**Page extract**
>>>>>
I Pray There is No Future

Four years ago – almost exactly to the day – I lost my job. I hate that phrase, though. It’s not like I was walking along one day and suddenly misplaced it. “Hey! Where’d my job go?! It was right here a second ago, I swear!”

More like, my position was eliminated. Out from under me. With nary a word of warning.

Not that I’m bitter or anything.

(Actually, I’m not. If that hadn’t happened, I wouldn’t be here, and here is a pretty good place to be.)

But, it did mark the beginning of what turned out to be a long unemployment stint. 20 months and some odd days. I burned through my savings and 401K in the process. Also met my soulmate, so it was a fair tradeoff. I remember all too well the feelings of constant rejection as the days stretched into months and I was unable to land an interview, let alone a job. At the time, my parents raised concerns over my blogging. “You’re putting too much personal info out there,” my mom told me repeatedly. She believed my topic choices might be dissuading employers from calling me in for interviews. Just because I often wrote about how it was 3:00 PM and I was still in my pajamas and, hey, why don’t I make myself a mojito now? At the time I dismissed their concerns with an arrogantly naive wave of the hand. “Nobody’s stalking me online,” I said.

I believed that at the time, but now I’m not so sure. Because here I am, in the midst of attempting to hire a couple of content specialists to grow the team, and I find myself internet stalking every single one of them before they come in for an interview. Case in point: if you have a blog and are filling your posts with profanity-laced tirades against politicians, the media, pop culture icons, and others, that’s fine…but keep in mind that I (or any potential employer) am going to read that. I may (and did) laugh out loud, but I am also going to form certain opinions about you that might influence my final decision come hiring time. This applies to all social media, by the way. You might look cute dressed up as a Japanese anime character at last year’s cosplay convention, but do you really want your potential boss to see you in a skimpy bikini top, superhero cape, and pink wig? Cosplay

Save that shit for when you’re looking for a raise.
<<<<<
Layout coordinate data
>>>>>
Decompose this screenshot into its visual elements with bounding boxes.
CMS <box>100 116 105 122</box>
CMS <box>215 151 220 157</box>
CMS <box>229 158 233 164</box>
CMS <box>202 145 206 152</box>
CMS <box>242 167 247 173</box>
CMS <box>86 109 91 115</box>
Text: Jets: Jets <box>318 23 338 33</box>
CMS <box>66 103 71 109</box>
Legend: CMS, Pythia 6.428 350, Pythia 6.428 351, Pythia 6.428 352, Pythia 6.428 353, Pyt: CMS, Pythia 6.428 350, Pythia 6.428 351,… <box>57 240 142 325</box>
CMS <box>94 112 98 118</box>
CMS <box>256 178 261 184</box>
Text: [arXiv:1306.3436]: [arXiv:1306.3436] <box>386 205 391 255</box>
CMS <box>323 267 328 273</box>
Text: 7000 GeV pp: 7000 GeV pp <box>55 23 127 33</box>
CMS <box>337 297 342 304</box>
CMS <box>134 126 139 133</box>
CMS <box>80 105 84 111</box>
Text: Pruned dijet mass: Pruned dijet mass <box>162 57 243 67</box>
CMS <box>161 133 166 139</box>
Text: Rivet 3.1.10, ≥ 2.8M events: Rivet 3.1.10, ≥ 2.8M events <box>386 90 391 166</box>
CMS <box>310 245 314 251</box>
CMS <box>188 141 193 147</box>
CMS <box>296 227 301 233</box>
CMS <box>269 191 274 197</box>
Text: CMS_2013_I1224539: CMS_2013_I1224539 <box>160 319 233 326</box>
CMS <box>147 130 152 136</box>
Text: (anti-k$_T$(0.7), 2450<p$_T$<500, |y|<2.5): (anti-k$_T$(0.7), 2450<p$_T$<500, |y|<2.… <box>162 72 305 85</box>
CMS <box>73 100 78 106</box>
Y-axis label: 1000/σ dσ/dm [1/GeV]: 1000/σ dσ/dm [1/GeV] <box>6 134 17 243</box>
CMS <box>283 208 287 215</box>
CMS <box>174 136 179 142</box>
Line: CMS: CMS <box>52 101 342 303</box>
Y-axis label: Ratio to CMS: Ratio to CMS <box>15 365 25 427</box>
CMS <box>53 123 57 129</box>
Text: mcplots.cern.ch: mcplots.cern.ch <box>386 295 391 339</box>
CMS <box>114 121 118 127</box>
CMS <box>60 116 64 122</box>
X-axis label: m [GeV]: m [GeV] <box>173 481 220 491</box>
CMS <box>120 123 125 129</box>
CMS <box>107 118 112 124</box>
<<<<<
**Objective**
Update the blog post about losing a job, starting at "I Pray There" and ending at "bitter or anything.", with "job" changed to "gig" each time it appears. Work from the blog post by itself and leave the records aside.

**Complete response**
I Pray There is No Future

Four years ago – almost exactly to the day – I lost my gig. I hate that phrase, though. It’s not like I was walking along one day and suddenly misplaced it. “Hey! Where’d my gig go?! It was right here a second ago, I swear!”

More like, my position was eliminated. Out from under me. With nary a word of warning.

Not that I’m bitter or anything.